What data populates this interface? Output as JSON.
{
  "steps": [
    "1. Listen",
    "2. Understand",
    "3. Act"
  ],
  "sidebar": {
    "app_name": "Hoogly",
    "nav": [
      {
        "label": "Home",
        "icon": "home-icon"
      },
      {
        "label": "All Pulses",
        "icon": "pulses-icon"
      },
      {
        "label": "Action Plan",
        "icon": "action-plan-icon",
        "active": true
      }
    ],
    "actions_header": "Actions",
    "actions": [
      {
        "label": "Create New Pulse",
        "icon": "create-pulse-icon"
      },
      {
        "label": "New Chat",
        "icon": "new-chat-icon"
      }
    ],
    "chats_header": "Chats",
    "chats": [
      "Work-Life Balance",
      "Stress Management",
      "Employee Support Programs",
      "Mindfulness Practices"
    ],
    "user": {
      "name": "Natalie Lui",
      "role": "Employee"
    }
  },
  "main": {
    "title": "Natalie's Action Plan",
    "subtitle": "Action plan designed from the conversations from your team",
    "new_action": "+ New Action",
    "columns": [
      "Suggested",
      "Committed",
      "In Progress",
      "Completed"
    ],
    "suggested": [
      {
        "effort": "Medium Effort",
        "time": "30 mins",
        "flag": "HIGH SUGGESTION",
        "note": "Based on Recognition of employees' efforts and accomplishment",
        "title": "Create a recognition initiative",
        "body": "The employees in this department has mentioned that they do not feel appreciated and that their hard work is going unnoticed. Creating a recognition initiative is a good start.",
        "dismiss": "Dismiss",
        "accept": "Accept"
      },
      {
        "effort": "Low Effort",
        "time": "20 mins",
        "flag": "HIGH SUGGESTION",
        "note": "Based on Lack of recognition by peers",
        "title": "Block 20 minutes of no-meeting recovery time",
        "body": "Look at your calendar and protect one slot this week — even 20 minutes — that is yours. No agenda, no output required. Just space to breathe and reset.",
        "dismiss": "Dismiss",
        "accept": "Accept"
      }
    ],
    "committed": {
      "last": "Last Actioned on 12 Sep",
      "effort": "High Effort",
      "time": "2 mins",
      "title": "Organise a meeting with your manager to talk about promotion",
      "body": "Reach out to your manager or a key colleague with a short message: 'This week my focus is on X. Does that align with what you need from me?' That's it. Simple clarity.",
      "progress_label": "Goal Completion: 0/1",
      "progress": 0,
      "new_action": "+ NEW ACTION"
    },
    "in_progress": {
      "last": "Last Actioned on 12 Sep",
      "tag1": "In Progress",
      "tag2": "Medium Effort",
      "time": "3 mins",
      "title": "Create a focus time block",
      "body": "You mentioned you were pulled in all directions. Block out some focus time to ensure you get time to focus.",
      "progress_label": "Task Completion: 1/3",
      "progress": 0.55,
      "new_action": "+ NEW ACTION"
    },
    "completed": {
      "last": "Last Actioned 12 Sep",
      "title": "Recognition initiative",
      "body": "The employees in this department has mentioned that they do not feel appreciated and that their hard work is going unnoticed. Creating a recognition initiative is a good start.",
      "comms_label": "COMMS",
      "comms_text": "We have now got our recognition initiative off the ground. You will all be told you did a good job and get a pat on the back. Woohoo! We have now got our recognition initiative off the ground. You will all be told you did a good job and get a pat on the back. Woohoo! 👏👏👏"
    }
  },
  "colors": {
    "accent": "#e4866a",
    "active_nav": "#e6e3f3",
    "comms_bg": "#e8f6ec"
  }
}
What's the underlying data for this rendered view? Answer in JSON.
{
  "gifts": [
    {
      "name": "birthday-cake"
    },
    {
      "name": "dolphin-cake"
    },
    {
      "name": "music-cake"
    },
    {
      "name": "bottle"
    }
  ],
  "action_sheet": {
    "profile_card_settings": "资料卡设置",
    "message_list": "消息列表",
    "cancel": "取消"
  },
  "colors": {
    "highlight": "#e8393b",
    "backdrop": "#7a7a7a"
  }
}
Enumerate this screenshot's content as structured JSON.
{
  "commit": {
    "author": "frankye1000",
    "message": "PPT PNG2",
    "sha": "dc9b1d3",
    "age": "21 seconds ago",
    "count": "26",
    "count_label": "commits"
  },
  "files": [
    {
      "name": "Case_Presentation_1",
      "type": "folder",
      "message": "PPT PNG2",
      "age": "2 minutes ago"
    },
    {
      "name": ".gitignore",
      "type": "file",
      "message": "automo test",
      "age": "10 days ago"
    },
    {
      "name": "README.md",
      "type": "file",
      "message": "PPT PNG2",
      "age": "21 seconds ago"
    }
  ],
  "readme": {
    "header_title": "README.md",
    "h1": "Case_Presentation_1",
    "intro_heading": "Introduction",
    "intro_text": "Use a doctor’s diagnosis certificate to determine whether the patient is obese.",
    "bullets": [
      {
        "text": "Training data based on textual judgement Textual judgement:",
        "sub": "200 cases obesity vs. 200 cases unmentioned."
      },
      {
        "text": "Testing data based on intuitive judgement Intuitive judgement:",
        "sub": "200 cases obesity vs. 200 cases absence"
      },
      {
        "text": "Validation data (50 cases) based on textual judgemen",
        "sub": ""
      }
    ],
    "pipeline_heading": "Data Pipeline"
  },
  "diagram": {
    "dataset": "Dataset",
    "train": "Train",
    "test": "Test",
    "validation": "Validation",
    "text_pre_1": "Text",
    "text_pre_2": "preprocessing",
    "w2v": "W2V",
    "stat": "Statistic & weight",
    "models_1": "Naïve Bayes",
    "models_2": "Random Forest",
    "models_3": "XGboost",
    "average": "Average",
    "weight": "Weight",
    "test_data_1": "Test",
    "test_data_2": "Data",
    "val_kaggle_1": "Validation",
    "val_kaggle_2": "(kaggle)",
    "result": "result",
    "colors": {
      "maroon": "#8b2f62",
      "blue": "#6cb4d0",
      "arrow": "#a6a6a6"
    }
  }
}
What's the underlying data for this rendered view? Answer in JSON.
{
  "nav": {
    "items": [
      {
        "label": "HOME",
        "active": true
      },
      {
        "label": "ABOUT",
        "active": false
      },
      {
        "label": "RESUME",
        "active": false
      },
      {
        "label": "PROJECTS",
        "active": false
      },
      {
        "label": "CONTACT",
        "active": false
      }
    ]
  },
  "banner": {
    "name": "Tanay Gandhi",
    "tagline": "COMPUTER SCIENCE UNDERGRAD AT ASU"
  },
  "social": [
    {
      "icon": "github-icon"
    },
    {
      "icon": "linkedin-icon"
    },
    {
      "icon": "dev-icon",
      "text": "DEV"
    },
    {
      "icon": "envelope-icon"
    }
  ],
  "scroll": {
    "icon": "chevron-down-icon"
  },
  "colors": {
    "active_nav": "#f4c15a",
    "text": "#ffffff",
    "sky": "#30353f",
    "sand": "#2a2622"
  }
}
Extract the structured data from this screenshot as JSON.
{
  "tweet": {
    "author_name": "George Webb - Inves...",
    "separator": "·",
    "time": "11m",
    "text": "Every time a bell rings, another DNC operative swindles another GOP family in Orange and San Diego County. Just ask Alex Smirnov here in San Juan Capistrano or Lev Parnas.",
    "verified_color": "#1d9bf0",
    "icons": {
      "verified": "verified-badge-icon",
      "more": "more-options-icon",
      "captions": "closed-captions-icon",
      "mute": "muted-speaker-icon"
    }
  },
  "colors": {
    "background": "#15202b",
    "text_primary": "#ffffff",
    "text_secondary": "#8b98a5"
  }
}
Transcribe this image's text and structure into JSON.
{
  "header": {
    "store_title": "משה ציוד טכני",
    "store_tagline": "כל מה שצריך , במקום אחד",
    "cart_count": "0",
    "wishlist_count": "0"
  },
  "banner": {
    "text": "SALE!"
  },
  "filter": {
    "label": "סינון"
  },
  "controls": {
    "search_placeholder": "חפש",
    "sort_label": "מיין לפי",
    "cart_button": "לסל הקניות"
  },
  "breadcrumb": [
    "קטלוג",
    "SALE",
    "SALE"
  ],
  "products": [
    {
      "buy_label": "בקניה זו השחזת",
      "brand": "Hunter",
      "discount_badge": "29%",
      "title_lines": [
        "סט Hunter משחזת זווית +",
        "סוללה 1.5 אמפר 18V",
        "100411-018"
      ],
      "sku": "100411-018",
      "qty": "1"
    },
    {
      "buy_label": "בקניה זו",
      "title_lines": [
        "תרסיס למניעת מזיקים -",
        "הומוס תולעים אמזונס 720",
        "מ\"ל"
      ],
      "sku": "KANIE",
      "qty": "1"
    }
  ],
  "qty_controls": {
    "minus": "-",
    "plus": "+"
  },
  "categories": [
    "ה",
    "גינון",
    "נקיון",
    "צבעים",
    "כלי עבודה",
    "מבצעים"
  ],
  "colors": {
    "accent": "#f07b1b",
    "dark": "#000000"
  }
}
━━━━━━━━━━
## Given exercise
Reproduce, word for word, only the lines from the one that contains "Transcribe this image's" through the final line.

## Complete output
Transcribe this image's text and structure into JSON.
{
  "header": {
    "store_title": "משה ציוד טכני",
    "store_tagline": "כל מה שצריך , במקום אחד",
    "cart_count": "0",
    "wishlist_count": "0"
  },
  "banner": {
    "text": "SALE!"
  },
  "filter": {
    "label": "סינון"
  },
  "controls": {
    "search_placeholder": "חפש",
    "sort_label": "מיין לפי",
    "cart_button": "לסל הקניות"
  },
  "breadcrumb": [
    "קטלוג",
    "SALE",
    "SALE"
  ],
  "products": [
    {
      "buy_label": "בקניה זו השחזת",
      "brand": "Hunter",
      "discount_badge": "29%",
      "title_lines": [
        "סט Hunter משחזת זווית +",
        "סוללה 1.5 אמפר 18V",
        "100411-018"
      ],
      "sku": "100411-018",
      "qty": "1"
    },
    {
      "buy_label": "בקניה זו",
      "title_lines": [
        "תרסיס למניעת מזיקים -",
        "הומוס תולעים אמזונס 720",
        "מ\"ל"
      ],
      "sku": "KANIE",
      "qty": "1"
    }
  ],
  "qty_controls": {
    "minus": "-",
    "plus": "+"
  },
  "categories": [
    "ה",
    "גינון",
    "נקיון",
    "צבעים",
    "כלי עבודה",
    "מבצעים"
  ],
  "colors": {
    "accent": "#f07b1b",
    "dark": "#000000"
  }
}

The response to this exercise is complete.